[Image-based layout entries]

━━━━━━

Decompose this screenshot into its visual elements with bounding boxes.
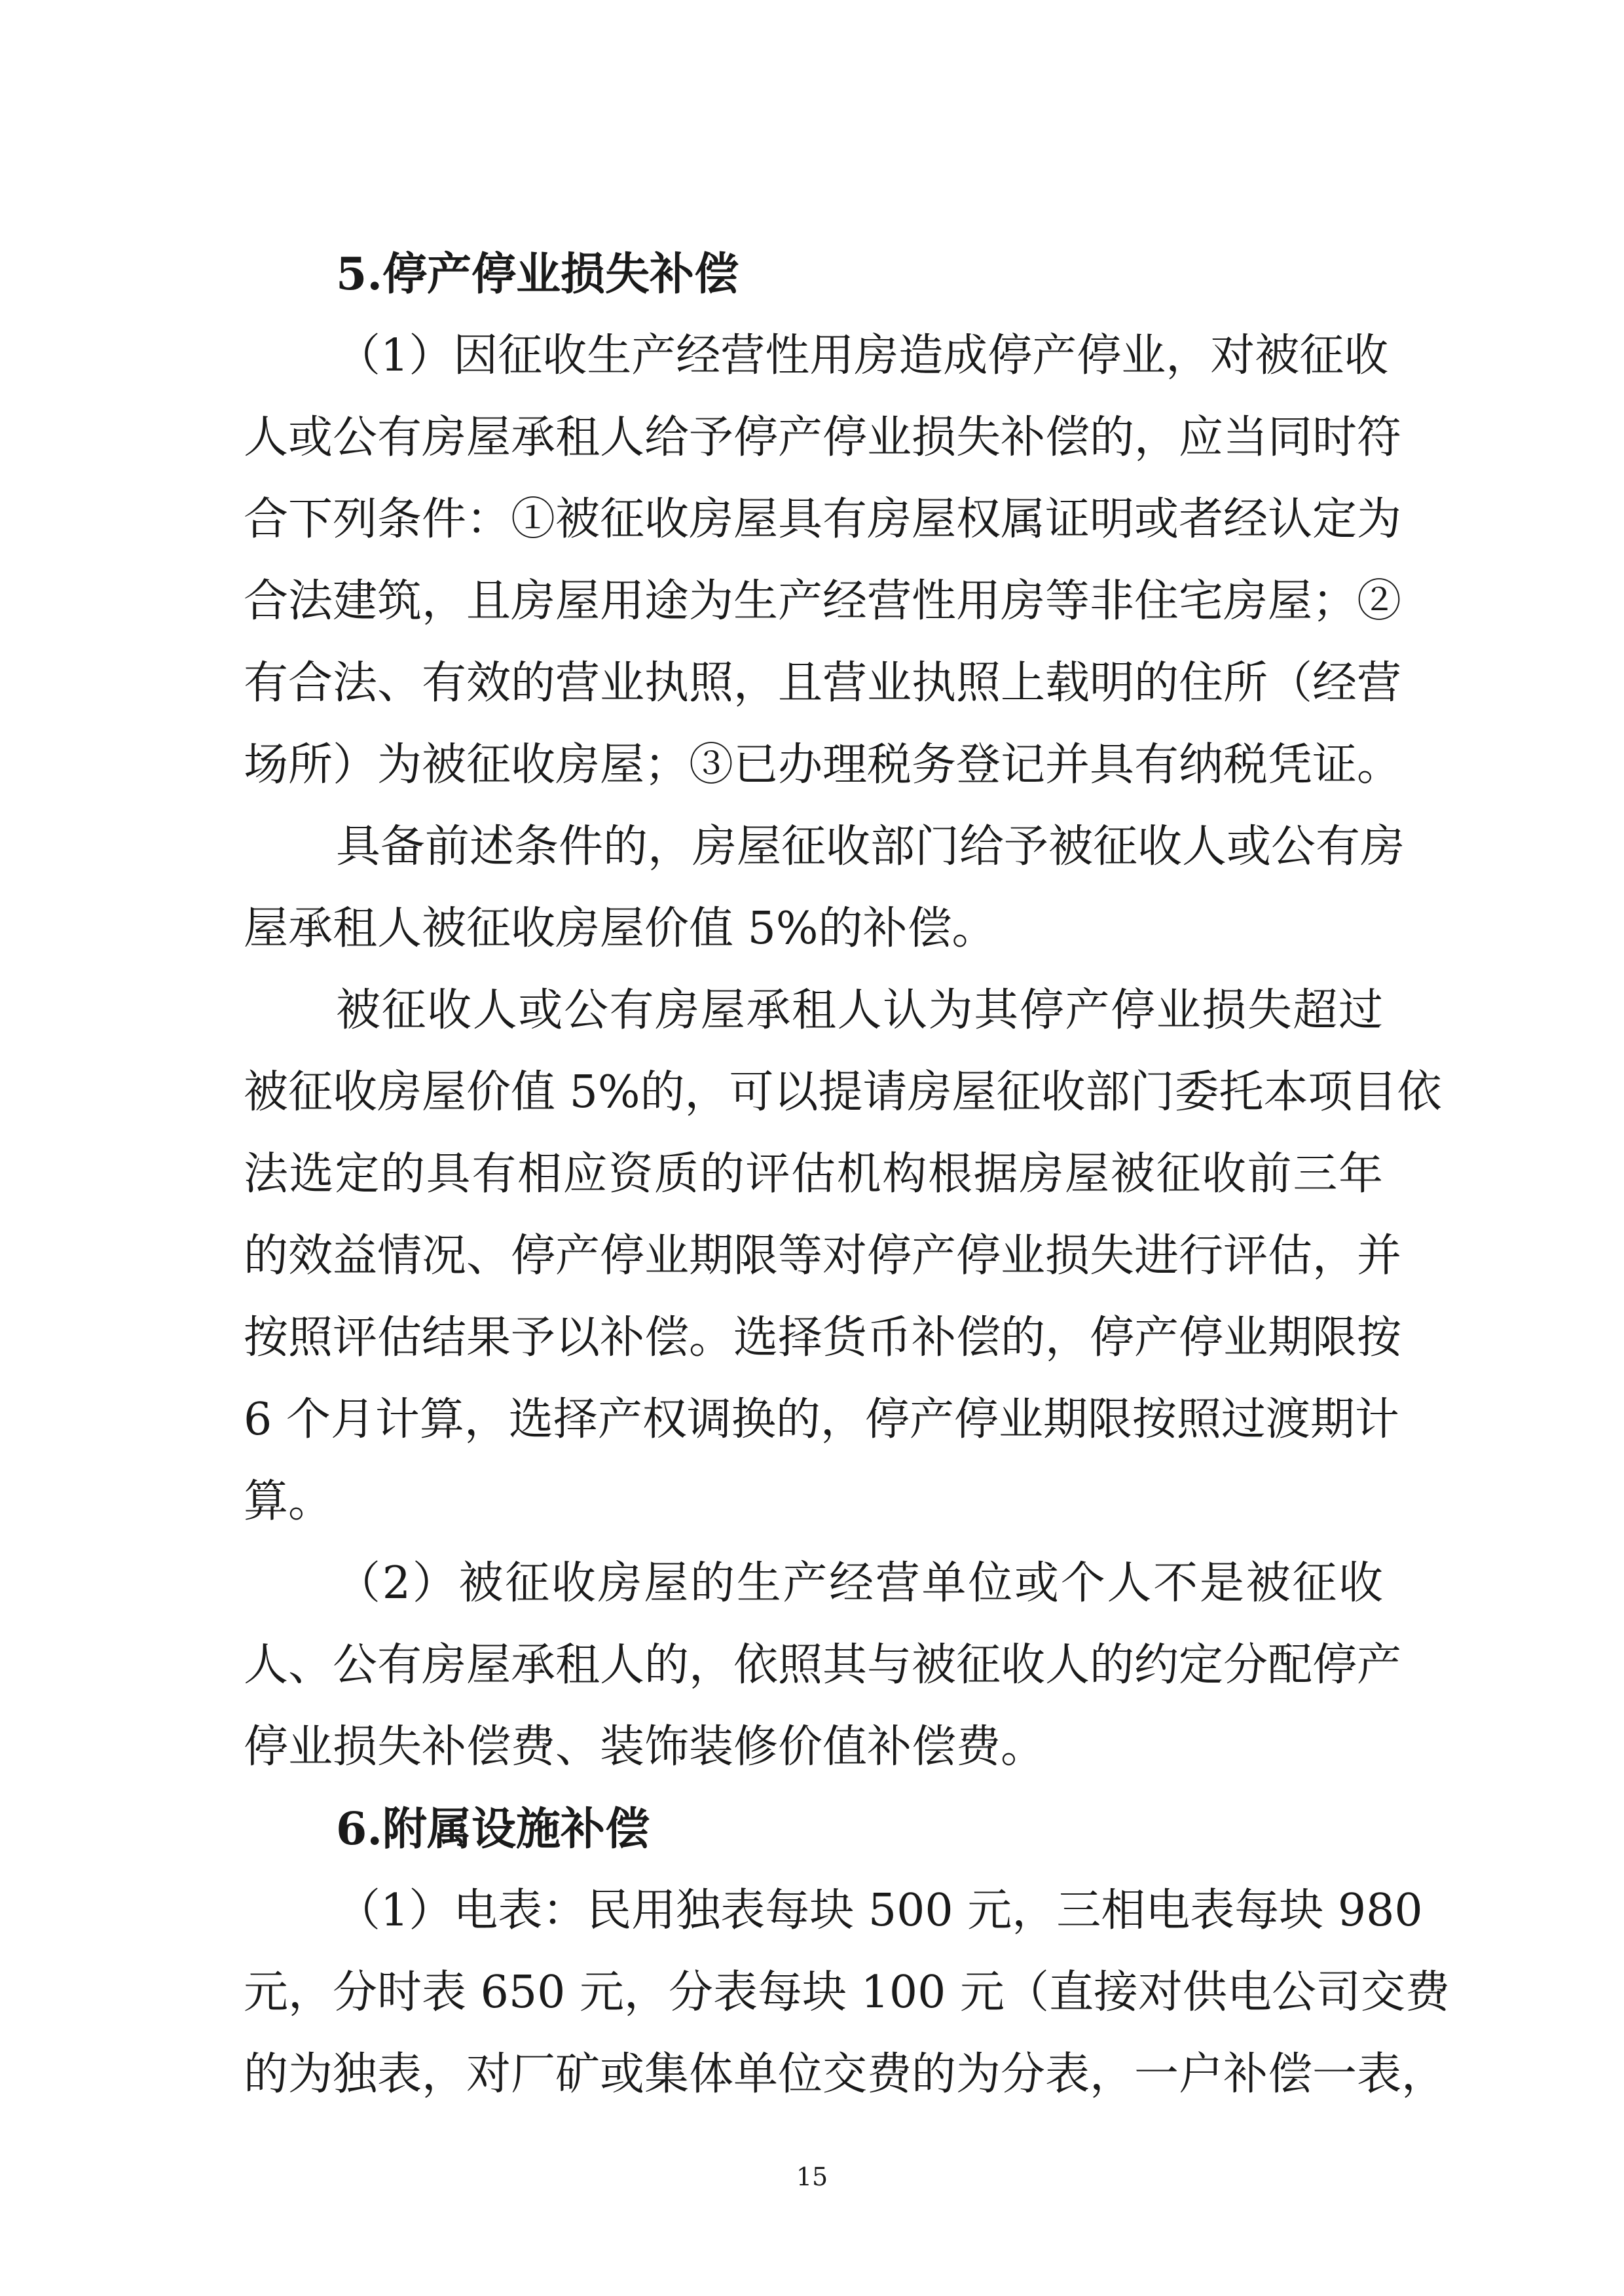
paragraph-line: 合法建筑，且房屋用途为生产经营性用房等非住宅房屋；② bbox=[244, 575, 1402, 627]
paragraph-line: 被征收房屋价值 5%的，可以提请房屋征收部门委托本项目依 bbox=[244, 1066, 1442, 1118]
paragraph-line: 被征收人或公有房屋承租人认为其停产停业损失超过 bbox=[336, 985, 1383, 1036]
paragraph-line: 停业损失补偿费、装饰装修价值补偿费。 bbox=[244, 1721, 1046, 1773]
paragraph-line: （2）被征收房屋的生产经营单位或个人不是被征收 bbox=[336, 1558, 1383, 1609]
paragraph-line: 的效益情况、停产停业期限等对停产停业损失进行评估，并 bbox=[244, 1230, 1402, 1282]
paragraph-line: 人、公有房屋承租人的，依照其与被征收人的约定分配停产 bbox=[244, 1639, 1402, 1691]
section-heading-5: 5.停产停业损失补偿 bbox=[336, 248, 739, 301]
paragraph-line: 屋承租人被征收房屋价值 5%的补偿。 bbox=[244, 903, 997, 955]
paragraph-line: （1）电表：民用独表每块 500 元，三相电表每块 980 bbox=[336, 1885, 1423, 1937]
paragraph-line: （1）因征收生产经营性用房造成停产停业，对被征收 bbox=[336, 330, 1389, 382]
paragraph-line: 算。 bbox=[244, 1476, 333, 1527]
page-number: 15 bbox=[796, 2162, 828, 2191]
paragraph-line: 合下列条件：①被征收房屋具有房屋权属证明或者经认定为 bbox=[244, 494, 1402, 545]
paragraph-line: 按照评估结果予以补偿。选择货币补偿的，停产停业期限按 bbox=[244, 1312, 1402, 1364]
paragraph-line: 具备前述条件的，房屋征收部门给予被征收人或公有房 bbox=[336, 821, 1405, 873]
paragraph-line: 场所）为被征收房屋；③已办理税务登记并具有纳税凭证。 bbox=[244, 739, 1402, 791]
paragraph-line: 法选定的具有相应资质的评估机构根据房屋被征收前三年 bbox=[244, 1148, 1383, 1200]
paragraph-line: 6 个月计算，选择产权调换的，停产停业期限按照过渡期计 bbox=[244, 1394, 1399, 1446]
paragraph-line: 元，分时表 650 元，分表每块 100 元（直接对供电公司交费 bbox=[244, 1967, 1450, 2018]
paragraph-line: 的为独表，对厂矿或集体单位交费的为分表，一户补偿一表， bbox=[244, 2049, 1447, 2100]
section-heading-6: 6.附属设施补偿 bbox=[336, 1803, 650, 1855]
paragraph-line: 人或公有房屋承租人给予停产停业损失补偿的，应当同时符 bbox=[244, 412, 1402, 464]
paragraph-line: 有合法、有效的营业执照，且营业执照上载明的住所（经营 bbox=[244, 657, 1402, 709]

━━━━━━

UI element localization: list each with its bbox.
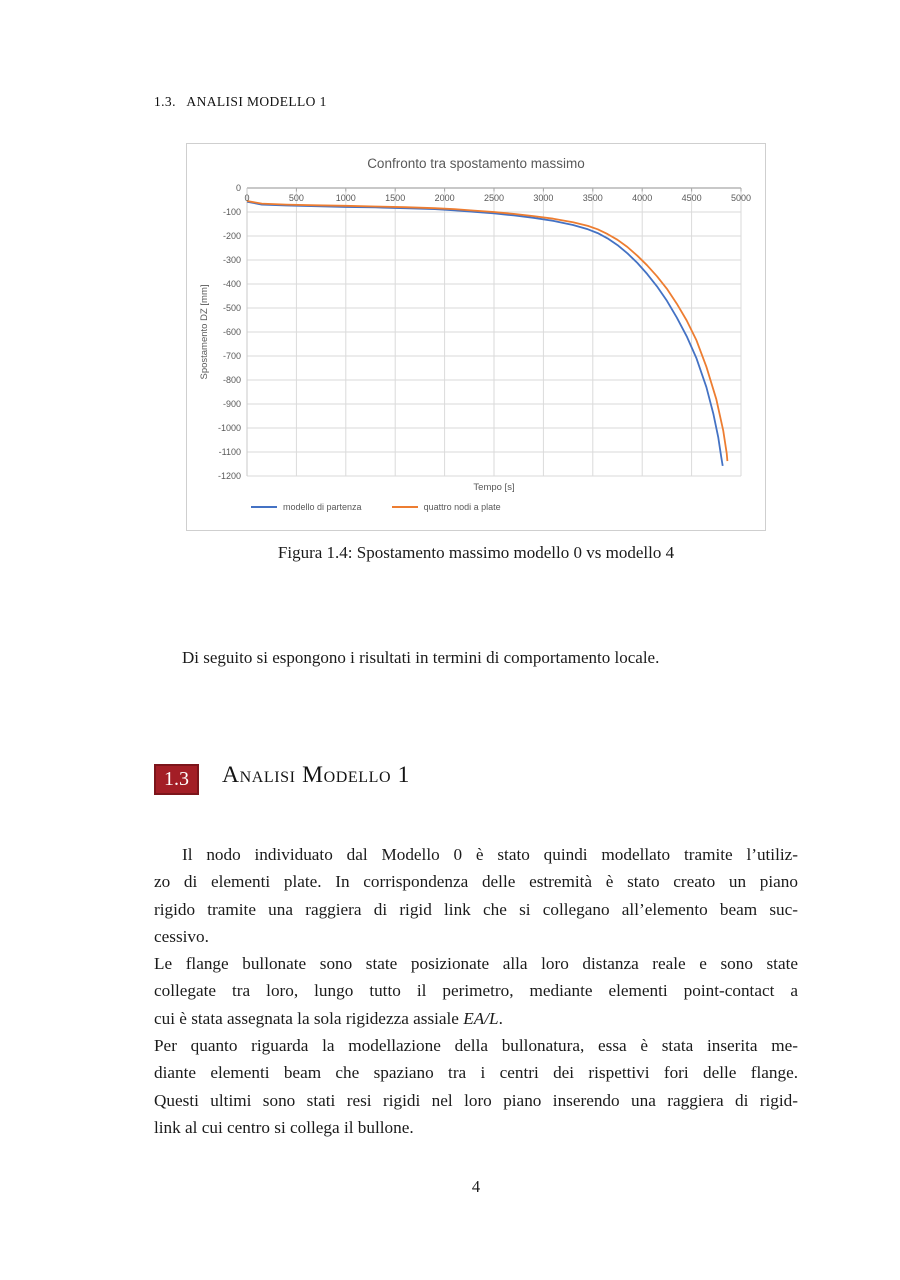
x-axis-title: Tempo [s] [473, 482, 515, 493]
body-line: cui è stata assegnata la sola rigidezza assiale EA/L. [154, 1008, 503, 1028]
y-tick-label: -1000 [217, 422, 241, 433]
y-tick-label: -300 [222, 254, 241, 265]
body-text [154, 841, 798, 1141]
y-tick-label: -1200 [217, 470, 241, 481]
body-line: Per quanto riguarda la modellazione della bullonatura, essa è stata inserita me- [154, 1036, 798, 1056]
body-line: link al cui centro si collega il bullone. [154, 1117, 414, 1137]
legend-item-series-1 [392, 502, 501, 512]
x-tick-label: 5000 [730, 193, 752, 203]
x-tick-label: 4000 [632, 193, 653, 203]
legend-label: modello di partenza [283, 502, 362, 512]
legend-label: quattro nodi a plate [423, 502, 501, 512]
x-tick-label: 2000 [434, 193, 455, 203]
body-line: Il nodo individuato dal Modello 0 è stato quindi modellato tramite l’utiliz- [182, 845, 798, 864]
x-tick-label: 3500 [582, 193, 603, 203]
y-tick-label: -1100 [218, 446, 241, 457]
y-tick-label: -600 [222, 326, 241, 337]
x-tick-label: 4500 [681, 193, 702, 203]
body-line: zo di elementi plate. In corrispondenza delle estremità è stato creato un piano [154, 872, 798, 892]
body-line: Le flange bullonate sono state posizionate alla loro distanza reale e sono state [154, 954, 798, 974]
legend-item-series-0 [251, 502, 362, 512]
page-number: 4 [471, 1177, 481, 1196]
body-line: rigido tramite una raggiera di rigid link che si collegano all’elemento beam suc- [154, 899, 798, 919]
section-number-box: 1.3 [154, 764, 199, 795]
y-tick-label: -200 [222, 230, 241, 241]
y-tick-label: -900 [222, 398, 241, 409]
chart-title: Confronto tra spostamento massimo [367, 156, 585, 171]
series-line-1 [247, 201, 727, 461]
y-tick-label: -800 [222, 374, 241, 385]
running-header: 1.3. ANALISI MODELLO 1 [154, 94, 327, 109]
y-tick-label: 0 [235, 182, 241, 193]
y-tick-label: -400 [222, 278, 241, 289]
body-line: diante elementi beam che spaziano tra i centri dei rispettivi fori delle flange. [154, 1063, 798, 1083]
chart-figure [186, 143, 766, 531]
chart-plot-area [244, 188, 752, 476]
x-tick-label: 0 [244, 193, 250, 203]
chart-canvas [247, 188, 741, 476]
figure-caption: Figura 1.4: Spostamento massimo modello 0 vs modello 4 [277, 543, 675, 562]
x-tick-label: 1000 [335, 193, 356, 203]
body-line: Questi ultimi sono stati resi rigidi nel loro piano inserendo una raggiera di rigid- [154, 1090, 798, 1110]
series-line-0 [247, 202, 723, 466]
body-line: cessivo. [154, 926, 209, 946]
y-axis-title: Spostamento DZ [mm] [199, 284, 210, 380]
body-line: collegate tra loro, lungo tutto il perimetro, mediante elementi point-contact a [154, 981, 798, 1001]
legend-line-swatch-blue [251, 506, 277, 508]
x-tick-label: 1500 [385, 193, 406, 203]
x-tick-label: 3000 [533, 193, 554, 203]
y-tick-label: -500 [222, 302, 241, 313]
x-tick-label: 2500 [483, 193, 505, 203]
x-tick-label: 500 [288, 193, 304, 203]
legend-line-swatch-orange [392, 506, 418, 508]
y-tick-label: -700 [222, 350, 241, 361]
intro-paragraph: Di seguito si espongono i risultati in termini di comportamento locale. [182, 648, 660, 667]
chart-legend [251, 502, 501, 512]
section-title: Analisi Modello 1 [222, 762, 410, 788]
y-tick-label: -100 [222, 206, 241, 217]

━━━━━━

§ Exercise goal
Turn the stretch of entries from the line containing "x-axis-title: Tempo [s] [473, 482, 515, 493]" through the line containing "y-tick-label: -1200 [217, 470, 241, 481]" into a JSON list of strings, one string per line, with blank lines left out. Include only those lines.

§ Correct output
[
  "x-axis-title: Tempo [s] [473, 482, 515, 493]",
  "body-line: cui è stata assegnata la sola rigidezza assiale EA/L. [154, 1008, 503, 1028]",
  "y-tick-label: -1000 [217, 422, 241, 433]",
  "y-tick-label: -300 [222, 254, 241, 265]",
  "body-text [154, 841, 798, 1141]",
  "y-tick-label: -1200 [217, 470, 241, 481]"
]